> [WHAT YOU HAVE TO DO] Scan the material and copy every line in which "sample" appears.

────────────────────

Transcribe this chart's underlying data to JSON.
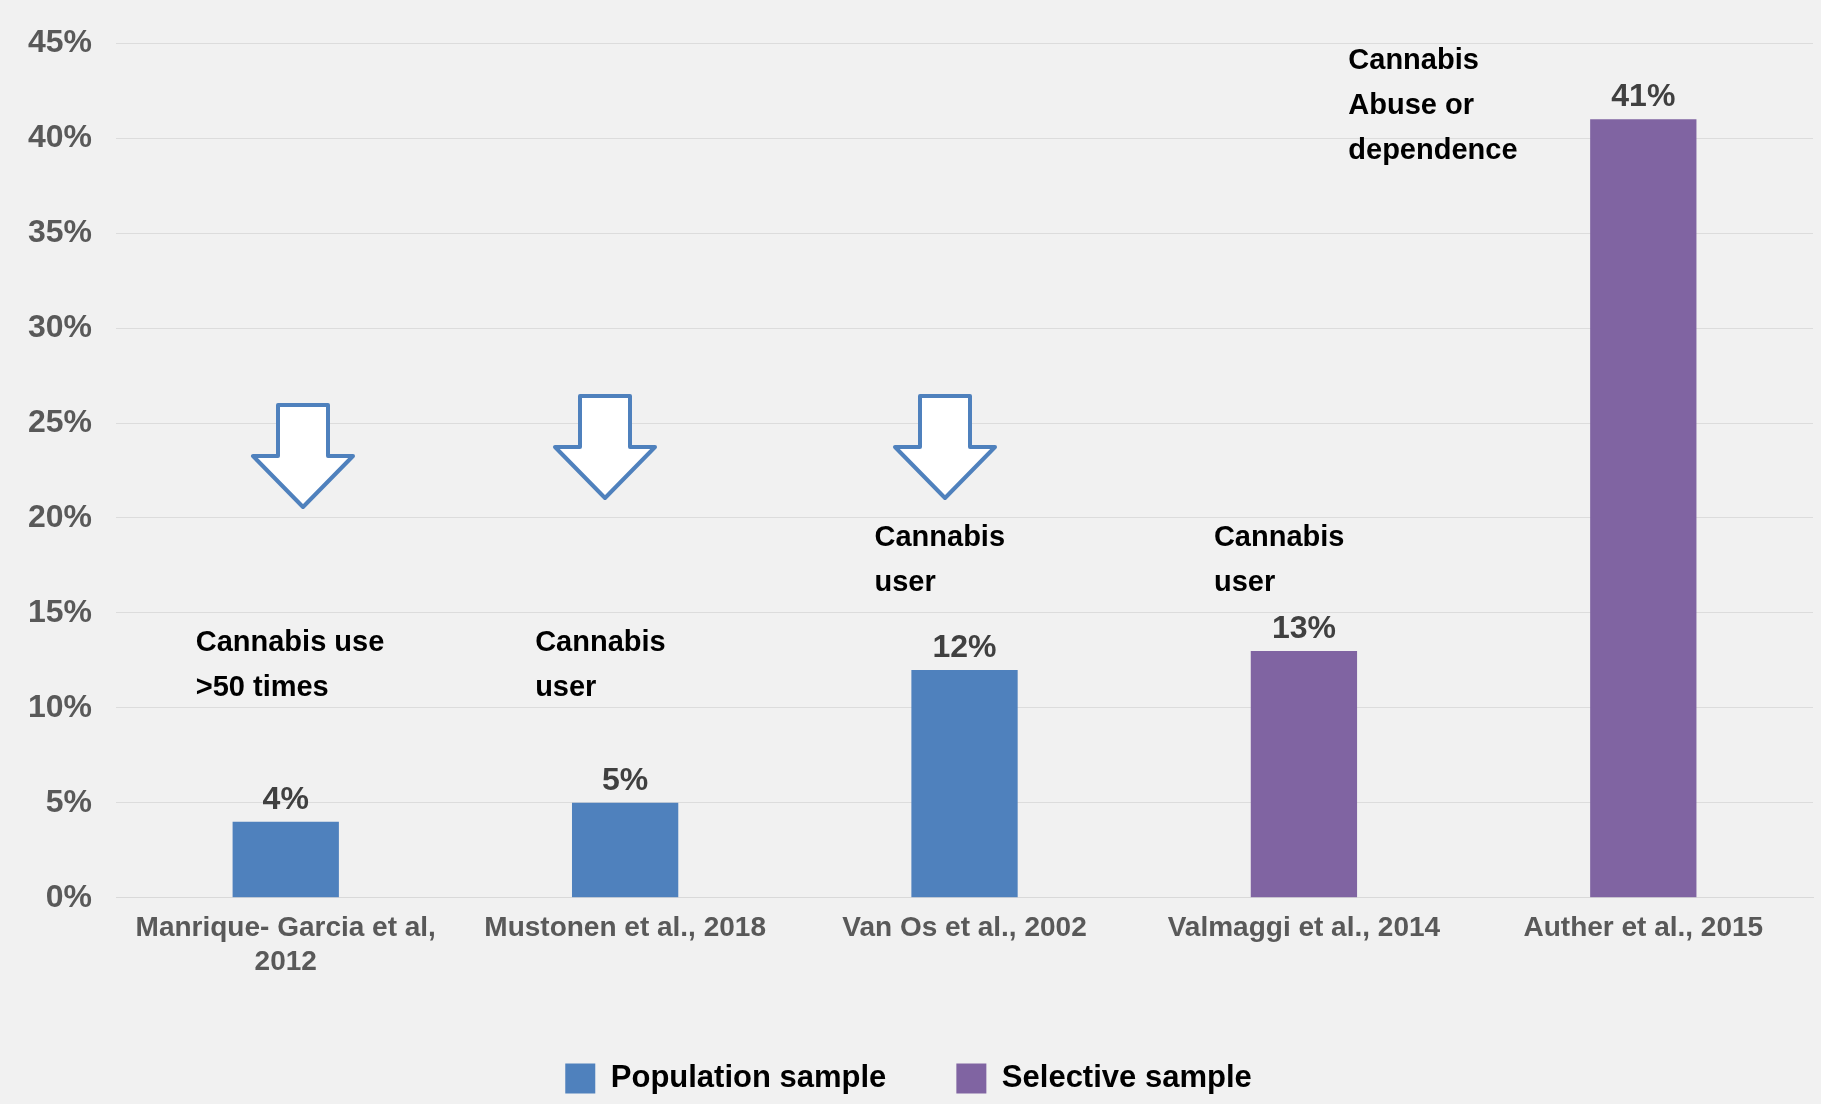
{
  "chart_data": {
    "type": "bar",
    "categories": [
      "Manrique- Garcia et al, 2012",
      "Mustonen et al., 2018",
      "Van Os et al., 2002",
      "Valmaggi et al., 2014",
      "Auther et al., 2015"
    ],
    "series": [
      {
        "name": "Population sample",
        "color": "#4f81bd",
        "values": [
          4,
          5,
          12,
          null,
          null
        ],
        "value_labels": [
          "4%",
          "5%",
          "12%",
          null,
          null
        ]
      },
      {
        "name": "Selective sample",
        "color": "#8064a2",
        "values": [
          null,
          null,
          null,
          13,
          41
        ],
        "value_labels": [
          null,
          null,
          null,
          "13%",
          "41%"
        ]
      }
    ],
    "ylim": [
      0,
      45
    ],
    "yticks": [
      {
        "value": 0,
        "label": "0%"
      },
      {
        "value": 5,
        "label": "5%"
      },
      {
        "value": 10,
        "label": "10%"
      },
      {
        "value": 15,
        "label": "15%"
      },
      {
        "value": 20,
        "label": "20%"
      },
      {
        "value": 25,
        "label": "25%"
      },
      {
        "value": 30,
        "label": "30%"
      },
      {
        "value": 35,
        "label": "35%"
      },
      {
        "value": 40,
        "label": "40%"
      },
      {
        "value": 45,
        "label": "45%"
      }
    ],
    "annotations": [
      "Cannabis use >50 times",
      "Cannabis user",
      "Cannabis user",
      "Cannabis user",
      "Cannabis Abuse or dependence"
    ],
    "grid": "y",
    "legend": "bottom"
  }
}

────────────────────

> [SOLVED PROBLEM]
        "name": "Population sample",
        "name": "Selective sample",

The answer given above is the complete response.